[Stored data]

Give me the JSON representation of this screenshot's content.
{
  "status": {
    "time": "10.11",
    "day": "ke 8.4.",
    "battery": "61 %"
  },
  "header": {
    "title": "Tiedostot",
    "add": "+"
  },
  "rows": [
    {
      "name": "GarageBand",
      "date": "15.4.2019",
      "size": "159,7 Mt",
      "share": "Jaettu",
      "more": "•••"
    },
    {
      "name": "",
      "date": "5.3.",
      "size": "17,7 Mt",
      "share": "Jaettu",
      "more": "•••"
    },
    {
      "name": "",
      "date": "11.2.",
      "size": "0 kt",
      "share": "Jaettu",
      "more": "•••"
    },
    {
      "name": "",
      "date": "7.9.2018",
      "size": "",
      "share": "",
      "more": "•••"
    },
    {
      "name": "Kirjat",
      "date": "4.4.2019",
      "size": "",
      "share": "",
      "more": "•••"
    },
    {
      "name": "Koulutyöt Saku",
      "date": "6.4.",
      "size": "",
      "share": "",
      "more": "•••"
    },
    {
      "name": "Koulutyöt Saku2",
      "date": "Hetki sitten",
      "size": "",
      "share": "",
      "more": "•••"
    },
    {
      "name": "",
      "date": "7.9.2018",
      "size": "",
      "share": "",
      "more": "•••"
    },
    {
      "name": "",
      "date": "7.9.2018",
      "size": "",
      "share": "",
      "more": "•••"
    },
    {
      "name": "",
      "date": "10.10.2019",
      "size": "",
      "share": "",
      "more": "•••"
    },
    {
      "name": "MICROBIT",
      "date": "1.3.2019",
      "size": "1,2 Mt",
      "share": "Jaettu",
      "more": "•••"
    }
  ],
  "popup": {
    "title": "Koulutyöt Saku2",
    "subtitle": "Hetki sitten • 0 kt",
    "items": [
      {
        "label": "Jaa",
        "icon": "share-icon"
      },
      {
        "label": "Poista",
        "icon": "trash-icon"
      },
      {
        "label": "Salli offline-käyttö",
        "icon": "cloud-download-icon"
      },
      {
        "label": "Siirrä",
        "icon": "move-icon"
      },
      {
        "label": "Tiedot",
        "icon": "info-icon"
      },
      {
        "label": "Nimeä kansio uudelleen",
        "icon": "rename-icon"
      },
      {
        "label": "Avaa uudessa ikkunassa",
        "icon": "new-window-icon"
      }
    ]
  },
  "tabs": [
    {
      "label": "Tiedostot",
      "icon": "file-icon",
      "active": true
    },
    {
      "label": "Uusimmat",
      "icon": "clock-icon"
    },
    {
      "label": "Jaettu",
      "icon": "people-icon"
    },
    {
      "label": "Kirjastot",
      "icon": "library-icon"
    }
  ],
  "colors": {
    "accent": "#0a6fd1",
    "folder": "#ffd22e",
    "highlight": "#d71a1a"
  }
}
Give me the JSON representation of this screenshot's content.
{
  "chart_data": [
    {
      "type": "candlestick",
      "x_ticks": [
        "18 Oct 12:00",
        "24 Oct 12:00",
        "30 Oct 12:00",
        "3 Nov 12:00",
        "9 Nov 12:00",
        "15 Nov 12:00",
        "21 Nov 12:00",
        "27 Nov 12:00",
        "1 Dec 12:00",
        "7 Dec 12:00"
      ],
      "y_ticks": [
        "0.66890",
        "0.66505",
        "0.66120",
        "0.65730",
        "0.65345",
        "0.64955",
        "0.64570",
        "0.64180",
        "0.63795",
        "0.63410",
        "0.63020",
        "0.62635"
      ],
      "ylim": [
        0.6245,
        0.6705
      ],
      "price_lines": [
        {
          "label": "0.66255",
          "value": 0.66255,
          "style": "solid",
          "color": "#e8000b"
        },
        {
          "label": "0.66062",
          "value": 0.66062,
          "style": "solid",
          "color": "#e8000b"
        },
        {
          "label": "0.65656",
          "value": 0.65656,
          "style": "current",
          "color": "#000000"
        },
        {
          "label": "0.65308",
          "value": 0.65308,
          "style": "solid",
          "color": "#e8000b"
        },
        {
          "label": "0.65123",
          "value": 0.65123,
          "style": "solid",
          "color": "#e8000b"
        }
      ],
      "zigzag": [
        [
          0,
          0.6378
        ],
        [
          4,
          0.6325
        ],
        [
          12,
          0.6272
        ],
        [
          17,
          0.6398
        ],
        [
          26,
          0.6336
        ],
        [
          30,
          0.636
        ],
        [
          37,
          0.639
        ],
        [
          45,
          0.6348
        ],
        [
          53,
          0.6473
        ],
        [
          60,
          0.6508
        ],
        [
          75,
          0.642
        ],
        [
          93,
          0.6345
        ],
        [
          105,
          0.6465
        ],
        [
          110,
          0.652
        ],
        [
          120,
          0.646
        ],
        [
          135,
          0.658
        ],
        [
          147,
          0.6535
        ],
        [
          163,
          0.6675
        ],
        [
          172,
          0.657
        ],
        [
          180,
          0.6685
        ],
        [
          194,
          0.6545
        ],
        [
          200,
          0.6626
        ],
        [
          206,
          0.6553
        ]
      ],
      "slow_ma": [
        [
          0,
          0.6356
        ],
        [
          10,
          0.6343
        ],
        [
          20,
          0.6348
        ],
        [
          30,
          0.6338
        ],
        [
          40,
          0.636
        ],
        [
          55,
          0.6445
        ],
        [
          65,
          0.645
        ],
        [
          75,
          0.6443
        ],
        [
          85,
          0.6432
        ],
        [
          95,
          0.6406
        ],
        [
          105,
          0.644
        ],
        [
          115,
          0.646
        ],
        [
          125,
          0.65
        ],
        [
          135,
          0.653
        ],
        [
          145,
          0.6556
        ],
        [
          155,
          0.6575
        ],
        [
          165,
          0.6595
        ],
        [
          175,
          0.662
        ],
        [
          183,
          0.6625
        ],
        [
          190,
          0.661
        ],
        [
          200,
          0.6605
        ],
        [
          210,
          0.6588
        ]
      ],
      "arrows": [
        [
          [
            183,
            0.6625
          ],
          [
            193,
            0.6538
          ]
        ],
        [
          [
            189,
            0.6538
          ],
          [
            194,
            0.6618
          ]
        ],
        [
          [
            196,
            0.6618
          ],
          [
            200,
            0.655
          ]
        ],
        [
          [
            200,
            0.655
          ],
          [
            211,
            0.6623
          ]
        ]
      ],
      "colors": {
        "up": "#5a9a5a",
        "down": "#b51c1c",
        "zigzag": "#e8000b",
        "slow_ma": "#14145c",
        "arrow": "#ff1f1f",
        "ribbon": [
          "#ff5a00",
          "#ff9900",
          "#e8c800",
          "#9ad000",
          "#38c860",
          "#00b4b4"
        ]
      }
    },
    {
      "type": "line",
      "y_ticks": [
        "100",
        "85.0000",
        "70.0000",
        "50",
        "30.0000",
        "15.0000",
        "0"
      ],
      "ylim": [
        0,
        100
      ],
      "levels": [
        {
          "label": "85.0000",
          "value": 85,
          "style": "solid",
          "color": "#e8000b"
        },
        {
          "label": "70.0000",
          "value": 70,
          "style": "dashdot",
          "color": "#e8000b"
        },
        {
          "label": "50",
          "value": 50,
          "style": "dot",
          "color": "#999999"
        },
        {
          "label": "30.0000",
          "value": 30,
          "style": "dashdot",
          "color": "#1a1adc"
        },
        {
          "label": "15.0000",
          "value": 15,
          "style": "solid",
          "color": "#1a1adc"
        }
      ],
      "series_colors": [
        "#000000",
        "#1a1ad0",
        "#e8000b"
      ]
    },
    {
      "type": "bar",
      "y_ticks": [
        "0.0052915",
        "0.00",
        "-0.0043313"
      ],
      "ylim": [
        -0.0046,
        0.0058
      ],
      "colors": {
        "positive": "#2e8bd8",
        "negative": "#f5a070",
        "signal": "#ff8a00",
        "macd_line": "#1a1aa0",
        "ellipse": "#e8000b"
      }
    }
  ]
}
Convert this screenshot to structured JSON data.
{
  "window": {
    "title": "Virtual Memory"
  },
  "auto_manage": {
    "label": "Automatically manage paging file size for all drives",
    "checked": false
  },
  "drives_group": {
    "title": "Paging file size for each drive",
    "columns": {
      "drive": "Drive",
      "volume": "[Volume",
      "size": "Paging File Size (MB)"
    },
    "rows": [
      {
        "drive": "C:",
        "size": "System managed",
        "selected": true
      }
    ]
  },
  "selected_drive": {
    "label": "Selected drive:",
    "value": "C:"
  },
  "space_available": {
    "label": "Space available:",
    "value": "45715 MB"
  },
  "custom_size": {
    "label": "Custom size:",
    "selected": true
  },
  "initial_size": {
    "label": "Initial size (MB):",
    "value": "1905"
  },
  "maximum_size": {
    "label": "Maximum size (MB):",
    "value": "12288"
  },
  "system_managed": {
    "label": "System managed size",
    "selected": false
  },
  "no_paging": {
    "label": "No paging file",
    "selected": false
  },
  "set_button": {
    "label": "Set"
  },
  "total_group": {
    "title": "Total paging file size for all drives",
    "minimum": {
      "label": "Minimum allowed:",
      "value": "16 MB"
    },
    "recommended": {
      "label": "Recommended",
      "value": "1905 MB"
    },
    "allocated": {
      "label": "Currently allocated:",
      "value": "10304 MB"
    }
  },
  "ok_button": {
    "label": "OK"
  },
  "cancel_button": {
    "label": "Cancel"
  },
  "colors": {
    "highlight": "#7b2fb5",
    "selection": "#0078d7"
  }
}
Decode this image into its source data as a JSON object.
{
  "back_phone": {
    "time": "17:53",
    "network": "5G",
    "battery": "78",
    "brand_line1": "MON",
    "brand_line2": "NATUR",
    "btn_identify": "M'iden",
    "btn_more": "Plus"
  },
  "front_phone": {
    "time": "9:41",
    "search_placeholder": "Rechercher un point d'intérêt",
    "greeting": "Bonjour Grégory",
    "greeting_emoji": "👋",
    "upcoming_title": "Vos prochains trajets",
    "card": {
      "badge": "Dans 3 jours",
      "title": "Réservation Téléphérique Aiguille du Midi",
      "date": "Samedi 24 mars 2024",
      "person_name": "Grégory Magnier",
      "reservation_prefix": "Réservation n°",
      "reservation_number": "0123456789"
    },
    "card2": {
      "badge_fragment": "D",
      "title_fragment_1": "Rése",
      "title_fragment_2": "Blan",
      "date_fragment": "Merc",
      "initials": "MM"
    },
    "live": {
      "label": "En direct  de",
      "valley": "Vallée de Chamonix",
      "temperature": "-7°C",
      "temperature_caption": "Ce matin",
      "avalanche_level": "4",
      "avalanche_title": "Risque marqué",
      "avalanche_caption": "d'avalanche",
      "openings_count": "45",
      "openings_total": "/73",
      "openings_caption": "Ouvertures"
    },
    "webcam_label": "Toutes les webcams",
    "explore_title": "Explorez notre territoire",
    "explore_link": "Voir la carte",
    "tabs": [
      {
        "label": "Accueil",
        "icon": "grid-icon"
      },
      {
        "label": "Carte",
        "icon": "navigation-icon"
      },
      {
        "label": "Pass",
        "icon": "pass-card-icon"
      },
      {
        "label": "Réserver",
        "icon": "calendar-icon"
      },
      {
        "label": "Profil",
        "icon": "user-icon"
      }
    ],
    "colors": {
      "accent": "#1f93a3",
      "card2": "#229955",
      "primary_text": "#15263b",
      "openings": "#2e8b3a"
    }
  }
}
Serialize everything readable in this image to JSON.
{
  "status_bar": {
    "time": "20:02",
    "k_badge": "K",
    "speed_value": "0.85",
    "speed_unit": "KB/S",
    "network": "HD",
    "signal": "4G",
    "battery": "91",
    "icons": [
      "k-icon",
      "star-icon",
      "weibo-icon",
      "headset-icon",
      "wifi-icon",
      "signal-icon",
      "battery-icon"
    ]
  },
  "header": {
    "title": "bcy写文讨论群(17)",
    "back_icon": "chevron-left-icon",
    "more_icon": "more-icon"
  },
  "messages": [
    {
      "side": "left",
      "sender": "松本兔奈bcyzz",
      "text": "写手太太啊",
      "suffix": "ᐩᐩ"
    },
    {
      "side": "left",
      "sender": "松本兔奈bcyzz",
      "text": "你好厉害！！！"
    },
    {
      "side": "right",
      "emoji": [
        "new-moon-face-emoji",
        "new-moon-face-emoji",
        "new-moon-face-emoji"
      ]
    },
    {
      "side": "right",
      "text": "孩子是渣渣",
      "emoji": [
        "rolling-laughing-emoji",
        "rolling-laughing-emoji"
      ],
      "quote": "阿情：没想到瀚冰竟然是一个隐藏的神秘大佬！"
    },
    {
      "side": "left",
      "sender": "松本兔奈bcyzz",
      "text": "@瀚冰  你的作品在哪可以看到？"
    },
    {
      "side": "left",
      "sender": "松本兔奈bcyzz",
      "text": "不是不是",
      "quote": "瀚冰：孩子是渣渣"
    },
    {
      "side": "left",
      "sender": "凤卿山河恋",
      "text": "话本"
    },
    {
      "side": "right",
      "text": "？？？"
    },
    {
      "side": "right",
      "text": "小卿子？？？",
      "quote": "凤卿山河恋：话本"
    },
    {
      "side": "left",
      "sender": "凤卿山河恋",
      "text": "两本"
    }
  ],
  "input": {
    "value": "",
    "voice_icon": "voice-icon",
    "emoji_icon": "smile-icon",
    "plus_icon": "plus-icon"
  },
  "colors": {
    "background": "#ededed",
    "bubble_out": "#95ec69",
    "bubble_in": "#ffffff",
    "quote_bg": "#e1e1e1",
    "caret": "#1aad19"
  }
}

WORK TO COMPLETE: Count every line in the listing above that holds "sitten", then report only the count.

OUTPUT: 2